### WHAT YOU WILL DO
Each line containing the word "слова" must be reported.

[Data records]
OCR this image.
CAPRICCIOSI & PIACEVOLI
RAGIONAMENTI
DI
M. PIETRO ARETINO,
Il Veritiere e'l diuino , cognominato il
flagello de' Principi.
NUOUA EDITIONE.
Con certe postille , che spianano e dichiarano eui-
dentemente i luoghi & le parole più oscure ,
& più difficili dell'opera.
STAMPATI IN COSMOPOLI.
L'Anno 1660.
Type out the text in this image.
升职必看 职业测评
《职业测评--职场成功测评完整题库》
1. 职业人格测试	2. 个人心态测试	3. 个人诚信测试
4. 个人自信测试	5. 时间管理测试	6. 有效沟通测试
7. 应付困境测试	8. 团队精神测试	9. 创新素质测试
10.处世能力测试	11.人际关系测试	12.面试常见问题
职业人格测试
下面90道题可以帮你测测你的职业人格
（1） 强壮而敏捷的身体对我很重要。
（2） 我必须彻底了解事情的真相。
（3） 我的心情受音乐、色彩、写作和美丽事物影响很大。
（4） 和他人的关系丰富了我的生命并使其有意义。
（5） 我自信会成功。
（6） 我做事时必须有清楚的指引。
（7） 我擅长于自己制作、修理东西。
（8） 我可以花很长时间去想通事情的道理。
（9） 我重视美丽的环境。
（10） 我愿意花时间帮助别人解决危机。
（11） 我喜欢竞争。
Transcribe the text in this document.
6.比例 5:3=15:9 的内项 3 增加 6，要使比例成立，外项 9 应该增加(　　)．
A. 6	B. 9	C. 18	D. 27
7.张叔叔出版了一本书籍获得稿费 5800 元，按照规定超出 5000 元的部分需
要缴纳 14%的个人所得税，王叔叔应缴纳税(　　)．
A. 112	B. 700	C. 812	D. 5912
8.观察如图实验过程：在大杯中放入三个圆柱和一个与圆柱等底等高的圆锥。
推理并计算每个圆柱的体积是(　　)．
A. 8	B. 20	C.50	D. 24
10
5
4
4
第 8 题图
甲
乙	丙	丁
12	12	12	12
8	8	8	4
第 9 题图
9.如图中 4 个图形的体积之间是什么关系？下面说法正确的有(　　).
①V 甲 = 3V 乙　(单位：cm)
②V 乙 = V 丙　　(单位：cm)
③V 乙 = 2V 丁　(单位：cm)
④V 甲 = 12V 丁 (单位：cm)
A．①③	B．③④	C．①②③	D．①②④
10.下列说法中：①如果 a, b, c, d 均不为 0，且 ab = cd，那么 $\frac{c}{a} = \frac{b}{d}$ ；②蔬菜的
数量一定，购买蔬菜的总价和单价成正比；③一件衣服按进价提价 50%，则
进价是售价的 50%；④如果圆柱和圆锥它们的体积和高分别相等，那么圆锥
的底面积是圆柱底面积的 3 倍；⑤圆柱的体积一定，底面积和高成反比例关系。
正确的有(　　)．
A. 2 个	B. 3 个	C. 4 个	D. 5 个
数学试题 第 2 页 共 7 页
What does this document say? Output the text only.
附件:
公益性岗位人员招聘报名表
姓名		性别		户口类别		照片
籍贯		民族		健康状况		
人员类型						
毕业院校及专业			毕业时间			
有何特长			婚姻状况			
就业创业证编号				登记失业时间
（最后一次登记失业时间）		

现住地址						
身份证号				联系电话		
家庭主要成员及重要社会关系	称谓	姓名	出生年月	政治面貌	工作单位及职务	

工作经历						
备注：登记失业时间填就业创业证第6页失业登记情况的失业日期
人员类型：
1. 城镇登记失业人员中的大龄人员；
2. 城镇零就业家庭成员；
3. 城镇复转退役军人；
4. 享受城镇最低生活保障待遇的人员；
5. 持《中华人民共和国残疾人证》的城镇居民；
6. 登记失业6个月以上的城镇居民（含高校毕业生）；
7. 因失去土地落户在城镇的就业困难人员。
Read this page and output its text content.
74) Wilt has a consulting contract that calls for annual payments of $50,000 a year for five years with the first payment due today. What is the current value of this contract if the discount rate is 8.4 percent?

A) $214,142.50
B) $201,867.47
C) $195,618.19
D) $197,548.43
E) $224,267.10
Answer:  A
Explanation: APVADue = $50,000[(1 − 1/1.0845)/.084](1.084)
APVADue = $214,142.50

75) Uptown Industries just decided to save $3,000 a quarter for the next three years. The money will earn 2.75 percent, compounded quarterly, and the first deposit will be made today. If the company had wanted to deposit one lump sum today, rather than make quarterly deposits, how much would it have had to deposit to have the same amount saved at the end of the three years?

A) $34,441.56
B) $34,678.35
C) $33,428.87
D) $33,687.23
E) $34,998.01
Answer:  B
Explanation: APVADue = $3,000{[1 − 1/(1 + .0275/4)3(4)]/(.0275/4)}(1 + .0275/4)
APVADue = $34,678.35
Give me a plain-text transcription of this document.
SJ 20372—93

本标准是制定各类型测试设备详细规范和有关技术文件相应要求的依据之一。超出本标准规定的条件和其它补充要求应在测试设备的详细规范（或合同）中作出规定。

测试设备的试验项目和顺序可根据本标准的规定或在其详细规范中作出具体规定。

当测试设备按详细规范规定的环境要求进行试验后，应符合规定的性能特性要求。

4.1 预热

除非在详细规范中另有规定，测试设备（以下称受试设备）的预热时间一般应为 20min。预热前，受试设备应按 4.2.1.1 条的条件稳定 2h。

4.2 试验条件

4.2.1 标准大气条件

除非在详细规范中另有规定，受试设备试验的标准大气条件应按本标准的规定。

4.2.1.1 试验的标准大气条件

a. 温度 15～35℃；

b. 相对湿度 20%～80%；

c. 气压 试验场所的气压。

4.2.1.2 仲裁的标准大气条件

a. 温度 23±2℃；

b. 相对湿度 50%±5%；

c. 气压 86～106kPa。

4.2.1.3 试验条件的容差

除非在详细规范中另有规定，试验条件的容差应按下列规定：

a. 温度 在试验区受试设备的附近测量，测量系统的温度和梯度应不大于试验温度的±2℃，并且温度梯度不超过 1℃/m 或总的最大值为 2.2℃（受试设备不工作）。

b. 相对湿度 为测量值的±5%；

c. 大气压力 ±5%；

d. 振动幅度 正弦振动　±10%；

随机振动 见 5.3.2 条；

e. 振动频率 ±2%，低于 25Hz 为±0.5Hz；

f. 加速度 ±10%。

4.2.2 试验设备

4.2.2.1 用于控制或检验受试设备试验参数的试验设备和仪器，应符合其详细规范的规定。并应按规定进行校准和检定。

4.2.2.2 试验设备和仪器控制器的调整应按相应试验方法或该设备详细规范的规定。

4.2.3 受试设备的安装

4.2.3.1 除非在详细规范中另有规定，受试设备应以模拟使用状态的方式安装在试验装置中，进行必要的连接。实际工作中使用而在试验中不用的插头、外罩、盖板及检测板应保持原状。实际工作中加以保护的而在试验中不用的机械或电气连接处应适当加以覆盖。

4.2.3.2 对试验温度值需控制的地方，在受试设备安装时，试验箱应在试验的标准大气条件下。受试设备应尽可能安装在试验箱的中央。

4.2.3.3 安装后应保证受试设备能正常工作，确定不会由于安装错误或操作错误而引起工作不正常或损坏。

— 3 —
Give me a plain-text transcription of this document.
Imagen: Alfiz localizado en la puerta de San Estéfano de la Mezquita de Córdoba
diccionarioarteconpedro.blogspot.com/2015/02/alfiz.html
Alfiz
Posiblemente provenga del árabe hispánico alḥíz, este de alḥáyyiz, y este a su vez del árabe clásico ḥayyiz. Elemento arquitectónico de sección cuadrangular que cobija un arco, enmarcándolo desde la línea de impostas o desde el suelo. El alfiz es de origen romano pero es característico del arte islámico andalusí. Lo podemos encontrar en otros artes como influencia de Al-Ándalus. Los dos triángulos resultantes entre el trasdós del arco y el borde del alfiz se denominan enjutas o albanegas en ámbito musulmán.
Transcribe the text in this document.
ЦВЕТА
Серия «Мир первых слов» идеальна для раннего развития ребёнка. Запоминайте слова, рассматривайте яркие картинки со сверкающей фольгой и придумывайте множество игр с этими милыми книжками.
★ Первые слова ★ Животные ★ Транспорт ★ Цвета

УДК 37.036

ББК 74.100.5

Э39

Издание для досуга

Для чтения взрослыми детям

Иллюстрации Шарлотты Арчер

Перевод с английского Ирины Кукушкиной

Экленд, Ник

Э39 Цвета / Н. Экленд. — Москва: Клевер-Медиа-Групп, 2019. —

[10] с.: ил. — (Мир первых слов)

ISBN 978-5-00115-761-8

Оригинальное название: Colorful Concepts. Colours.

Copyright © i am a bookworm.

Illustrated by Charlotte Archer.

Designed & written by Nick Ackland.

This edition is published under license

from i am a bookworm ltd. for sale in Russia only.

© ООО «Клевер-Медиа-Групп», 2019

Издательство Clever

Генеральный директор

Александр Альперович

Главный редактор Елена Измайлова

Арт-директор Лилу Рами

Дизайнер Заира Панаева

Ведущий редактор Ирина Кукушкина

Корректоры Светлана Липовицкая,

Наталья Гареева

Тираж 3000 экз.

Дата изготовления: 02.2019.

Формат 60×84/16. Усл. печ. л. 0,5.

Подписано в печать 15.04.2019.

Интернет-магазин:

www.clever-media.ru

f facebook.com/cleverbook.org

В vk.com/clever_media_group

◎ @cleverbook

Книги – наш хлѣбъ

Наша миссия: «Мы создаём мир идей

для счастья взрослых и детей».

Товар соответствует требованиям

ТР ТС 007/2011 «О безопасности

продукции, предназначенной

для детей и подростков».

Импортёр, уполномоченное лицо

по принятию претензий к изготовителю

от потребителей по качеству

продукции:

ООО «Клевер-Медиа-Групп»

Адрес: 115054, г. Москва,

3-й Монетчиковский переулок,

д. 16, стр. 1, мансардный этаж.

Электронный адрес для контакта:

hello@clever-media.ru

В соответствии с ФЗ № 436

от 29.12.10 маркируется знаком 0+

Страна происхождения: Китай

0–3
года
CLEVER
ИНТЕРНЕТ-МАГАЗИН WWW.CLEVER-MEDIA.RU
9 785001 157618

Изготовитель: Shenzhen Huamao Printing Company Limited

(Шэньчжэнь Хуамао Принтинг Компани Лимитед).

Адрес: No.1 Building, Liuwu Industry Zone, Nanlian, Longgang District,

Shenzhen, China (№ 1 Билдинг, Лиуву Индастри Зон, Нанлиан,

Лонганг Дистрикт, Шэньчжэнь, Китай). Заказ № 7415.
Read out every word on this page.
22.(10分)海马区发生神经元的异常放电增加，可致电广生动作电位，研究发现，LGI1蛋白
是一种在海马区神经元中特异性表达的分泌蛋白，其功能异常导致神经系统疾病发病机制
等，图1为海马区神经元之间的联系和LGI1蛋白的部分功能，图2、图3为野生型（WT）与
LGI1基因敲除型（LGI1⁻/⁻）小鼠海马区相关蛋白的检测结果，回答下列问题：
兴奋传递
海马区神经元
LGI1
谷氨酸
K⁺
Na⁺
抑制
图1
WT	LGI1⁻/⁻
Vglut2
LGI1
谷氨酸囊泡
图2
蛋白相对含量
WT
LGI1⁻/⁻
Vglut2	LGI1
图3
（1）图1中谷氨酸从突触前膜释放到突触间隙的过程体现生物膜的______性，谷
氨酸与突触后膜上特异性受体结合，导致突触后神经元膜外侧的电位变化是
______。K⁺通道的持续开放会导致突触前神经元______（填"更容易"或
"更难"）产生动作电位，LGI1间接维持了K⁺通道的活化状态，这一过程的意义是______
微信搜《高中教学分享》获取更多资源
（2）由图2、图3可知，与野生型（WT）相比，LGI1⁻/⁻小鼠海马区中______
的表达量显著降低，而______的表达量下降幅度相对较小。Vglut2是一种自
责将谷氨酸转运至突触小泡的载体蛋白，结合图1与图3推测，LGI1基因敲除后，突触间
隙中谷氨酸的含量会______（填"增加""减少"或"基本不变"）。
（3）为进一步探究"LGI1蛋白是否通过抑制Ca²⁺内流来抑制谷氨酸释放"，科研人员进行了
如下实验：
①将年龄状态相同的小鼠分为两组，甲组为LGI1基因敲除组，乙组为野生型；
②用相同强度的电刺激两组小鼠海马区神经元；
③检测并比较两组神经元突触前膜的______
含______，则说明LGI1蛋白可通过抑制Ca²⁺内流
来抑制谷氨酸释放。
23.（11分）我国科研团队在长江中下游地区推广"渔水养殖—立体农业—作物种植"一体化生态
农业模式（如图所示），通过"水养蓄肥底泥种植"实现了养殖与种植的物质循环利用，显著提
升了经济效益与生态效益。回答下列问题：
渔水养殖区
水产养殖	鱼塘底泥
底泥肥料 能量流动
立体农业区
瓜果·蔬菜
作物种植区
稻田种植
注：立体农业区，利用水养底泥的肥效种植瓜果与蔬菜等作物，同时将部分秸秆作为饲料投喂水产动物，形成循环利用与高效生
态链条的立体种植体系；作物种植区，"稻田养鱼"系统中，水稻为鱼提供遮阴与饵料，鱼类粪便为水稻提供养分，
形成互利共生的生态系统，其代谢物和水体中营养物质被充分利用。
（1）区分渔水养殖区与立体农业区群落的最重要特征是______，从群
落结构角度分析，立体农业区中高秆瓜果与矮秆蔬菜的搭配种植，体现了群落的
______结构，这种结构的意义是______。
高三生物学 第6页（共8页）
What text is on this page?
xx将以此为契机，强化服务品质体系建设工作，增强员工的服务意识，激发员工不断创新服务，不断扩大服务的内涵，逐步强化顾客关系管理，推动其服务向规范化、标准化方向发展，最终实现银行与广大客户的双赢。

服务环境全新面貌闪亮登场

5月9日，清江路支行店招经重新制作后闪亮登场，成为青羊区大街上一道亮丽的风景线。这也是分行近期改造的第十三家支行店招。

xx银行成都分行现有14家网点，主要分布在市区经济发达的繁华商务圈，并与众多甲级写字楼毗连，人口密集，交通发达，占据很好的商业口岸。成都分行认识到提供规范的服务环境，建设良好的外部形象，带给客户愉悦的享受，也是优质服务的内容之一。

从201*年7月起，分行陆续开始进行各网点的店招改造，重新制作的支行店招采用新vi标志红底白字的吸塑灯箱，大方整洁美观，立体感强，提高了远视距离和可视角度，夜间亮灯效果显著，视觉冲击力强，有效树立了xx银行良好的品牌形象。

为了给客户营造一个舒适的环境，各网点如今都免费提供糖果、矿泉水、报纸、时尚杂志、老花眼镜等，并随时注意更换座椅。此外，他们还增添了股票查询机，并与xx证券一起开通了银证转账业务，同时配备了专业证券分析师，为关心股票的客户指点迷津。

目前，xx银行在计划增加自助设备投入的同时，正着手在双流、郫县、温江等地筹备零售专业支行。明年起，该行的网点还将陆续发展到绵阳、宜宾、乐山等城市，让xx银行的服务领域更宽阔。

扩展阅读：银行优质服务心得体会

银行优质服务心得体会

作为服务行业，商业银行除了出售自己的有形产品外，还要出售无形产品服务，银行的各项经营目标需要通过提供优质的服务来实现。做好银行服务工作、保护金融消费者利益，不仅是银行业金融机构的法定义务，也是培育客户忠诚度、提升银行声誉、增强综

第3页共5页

### THE REPLY
Серия «Мир первых слов» идеальна для раннего развития ребёнка. Запоминайте слова, рассматривайте яркие картинки со сверкающей фольгой и придумывайте множество игр с этими милыми книжками.
★ Первые слова ★ Животные ★ Транспорт ★ Цвета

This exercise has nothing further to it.